__The problem__
Can you print the entries word for word, from the very first one through the line that contains "The second pair electrode 48", and leave out the pictures?
--
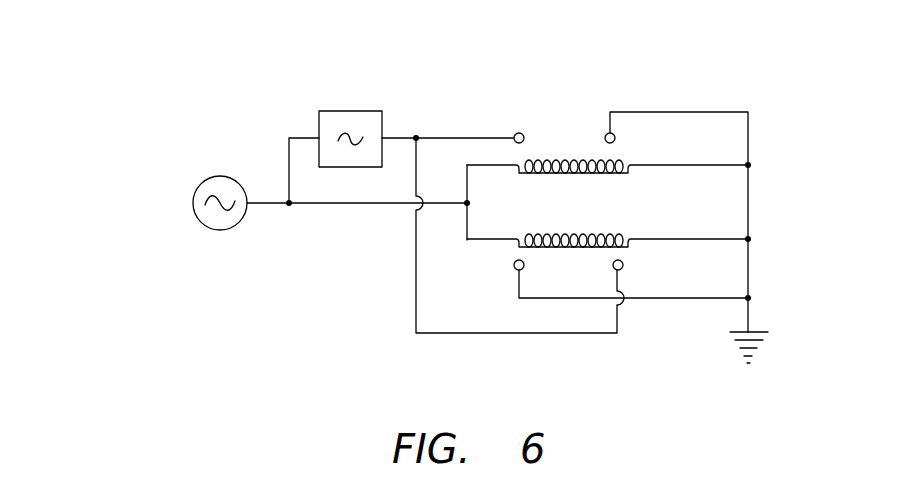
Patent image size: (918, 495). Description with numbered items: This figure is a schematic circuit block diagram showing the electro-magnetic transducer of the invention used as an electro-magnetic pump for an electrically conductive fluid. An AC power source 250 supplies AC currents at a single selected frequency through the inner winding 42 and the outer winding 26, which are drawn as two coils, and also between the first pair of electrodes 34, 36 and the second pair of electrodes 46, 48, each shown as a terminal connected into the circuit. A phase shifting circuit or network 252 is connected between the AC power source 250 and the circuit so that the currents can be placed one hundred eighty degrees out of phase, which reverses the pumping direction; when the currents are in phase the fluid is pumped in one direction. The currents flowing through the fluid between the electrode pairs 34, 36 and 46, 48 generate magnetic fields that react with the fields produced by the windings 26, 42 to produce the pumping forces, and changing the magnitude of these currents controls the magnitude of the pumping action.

The AC power source 250 is at (203, 178).
The phase shifting circuit or network 252 is at (358, 111).
The first pair electrode 34 is at (519, 133).
The second pair electrode 46 is at (616, 137).
The outer winding 26 is at (605, 173).
The inner winding 42 is at (562, 233).
The first pair electrode 36 is at (514, 265).
The second pair electrode 48 is at (623, 265).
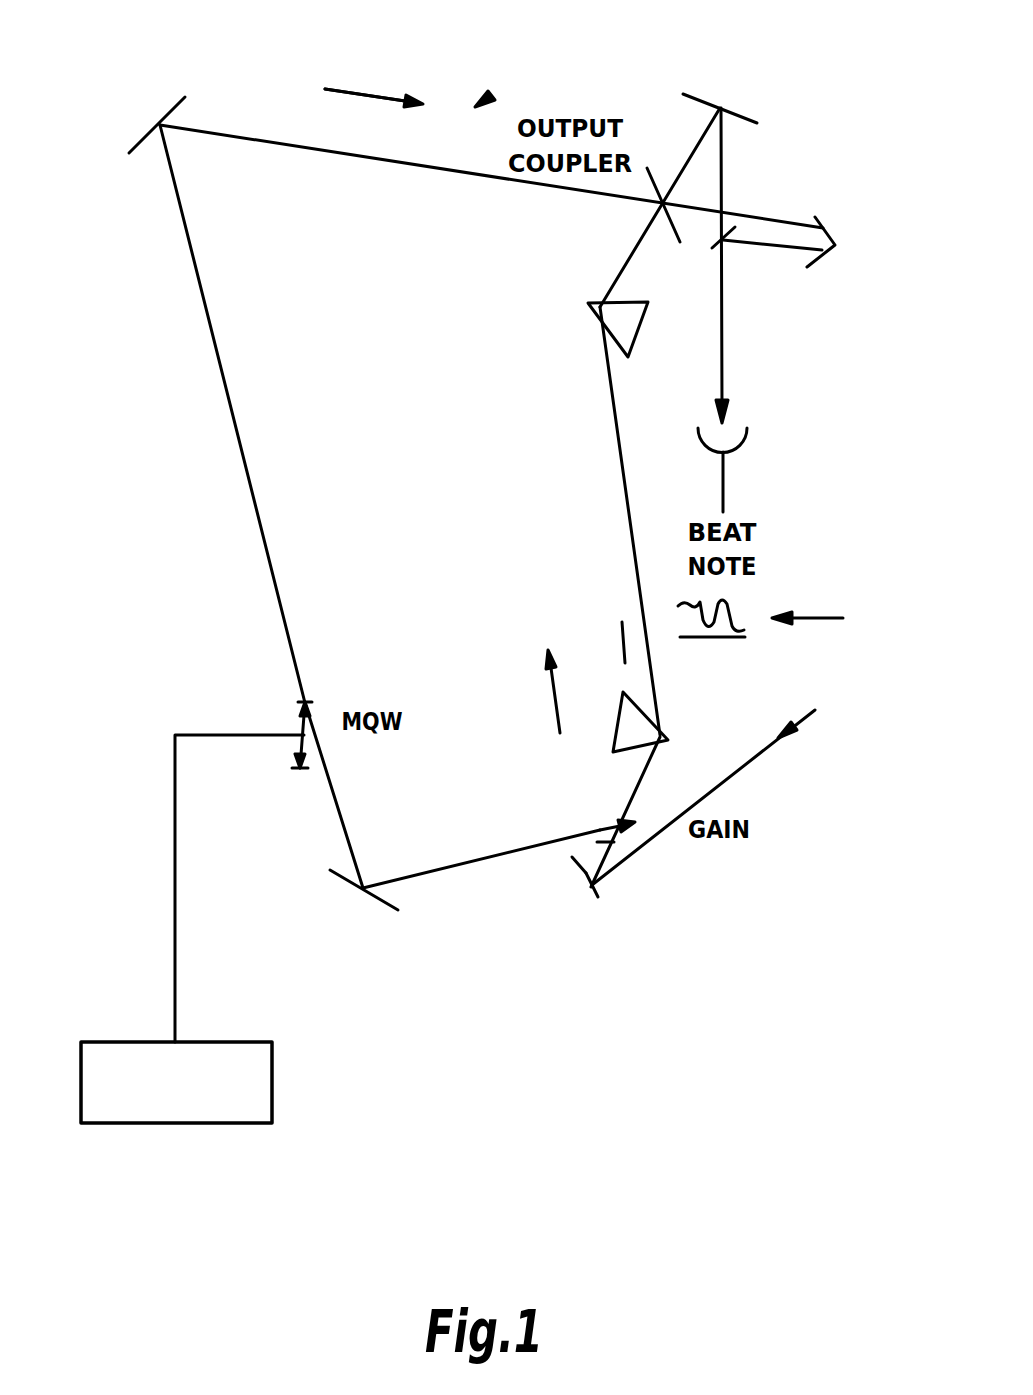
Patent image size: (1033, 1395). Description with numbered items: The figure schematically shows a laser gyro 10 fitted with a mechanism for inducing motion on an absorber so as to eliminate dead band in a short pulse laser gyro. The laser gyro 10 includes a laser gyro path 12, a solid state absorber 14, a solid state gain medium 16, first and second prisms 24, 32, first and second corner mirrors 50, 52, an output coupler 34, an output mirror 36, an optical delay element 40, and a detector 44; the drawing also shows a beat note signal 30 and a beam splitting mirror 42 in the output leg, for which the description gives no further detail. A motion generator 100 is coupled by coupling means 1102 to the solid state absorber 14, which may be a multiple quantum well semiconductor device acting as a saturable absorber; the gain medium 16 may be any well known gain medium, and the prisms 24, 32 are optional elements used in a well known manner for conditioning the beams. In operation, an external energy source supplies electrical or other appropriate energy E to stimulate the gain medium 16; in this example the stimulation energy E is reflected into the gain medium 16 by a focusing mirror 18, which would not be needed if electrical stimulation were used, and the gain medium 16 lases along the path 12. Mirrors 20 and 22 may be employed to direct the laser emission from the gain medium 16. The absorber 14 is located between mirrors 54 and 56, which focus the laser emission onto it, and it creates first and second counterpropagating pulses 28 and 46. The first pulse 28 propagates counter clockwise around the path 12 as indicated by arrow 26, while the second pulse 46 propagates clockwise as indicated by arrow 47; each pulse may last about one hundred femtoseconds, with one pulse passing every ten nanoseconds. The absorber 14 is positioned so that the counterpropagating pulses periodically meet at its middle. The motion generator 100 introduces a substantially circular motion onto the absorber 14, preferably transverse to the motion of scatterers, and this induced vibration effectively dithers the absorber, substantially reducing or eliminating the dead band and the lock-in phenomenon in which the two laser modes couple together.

The laser gyro 10 is at (480, 103).
The laser gyro path 12 is at (210, 368).
The solid state absorber 14 is at (305, 740).
The solid state gain medium 16 is at (630, 870).
The focusing mirror 18 is at (596, 897).
The mirror 20 is at (573, 855).
The mirror 22 is at (635, 830).
The first prism 24 is at (615, 750).
The arrow 26 is at (555, 705).
The first pulse 28 is at (617, 650).
The beat note signal 30 is at (733, 612).
The second prism 32 is at (628, 355).
The output coupler 34 is at (647, 170).
The output mirror 36 is at (690, 90).
The optical delay element 40 is at (815, 218).
The beam splitter mirror 42 is at (713, 243).
The detector 44 is at (747, 428).
The second pulse 46 is at (333, 128).
The arrow 47 is at (380, 93).
The first corner mirror 50 is at (170, 105).
The second corner mirror 52 is at (390, 912).
The mirror 54 is at (306, 704).
The mirror 56 is at (295, 770).
The motion generator 100 is at (208, 1124).
The coupling means 1102 is at (175, 893).
The stimulation energy E is at (740, 770).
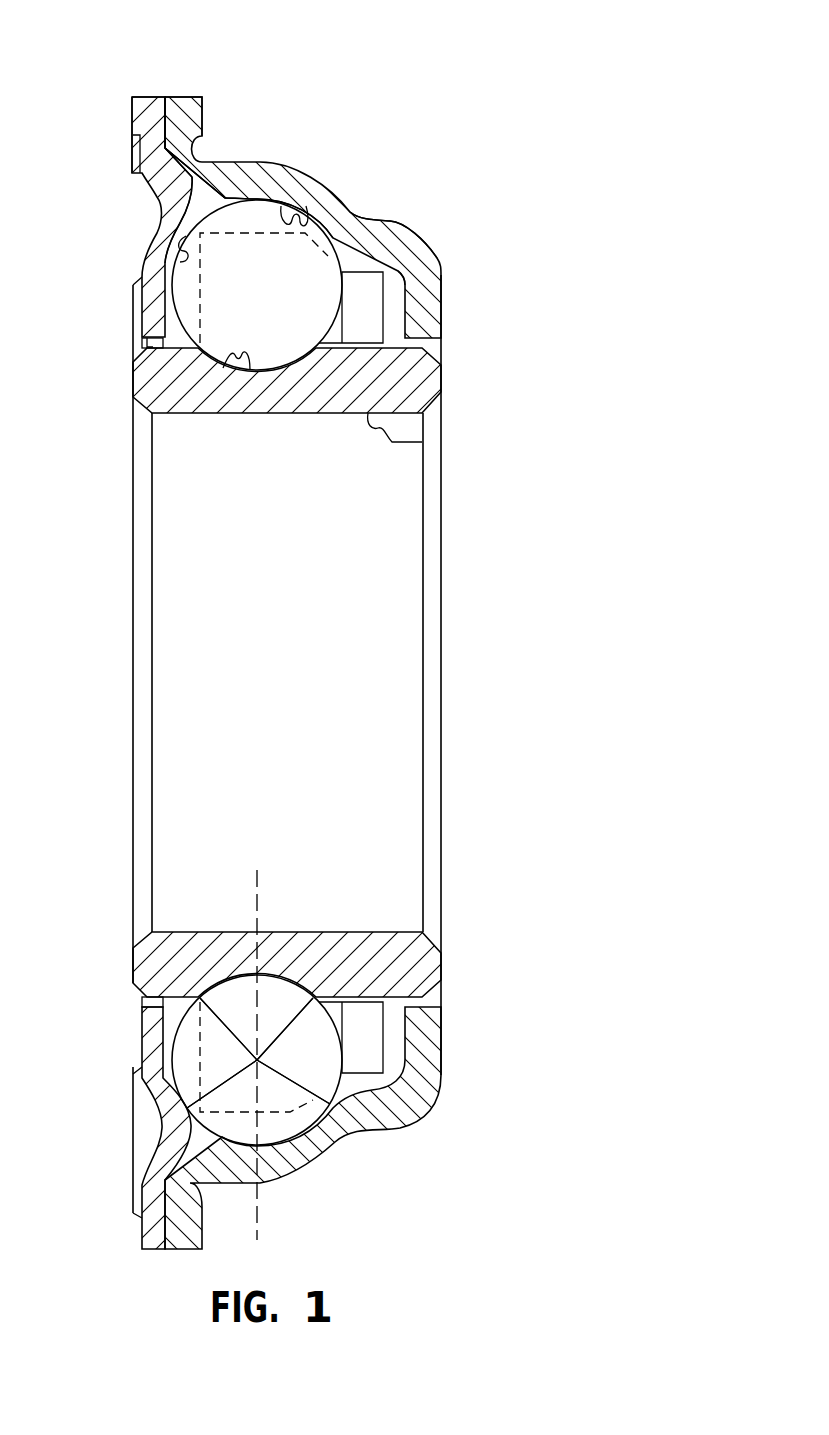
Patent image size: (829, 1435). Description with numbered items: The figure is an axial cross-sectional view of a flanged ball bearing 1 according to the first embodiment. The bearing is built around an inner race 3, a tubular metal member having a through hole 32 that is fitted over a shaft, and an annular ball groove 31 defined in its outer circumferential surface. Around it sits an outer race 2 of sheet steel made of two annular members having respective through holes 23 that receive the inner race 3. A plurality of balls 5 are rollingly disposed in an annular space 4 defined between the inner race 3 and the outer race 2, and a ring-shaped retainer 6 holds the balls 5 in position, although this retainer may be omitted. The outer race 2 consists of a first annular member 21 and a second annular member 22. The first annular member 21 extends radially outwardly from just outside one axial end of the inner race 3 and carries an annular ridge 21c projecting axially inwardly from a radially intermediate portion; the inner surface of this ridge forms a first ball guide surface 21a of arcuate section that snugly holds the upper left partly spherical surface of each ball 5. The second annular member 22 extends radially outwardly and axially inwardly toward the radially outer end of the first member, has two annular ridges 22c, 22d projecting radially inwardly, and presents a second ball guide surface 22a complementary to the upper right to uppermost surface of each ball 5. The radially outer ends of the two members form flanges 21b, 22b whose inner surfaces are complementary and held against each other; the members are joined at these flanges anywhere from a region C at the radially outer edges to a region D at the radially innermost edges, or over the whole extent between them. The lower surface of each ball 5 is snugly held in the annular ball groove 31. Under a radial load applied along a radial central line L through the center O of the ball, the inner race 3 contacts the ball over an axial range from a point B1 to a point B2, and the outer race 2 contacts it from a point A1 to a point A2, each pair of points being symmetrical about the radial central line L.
--
__Solution for this task__
Patent image size: (918, 495). Description with numbered items: This figure is a schematic circuit block diagram showing the electro-magnetic transducer of the invention used as an electro-magnetic pump for an electrically conductive fluid. An AC power source 250 supplies AC currents at a single selected frequency through the inner winding 42 and the outer winding 26, which are drawn as two coils, and also between the first pair of electrodes 34, 36 and the second pair of electrodes 46, 48, each shown as a terminal connected into the circuit. A phase shifting circuit or network 252 is connected between the AC power source 250 and the circuit so that the currents can be placed one hundred eighty degrees out of phase, which reverses the pumping direction; when the currents are in phase the fluid is pumped in one direction. The currents flowing through the fluid between the electrode pairs 34, 36 and 46, 48 generate magnetic fields that react with the fields produced by the windings 26, 42 to produce the pumping forces, and changing the magnitude of these currents controls the magnitude of the pumping action.

The AC power source 250 is at (203, 178).
The phase shifting circuit or network 252 is at (358, 111).
The first pair electrode 34 is at (519, 133).
The second pair electrode 46 is at (616, 137).
The outer winding 26 is at (605, 173).
The inner winding 42 is at (562, 233).
The first pair electrode 36 is at (514, 265).
The second pair electrode 48 is at (623, 265).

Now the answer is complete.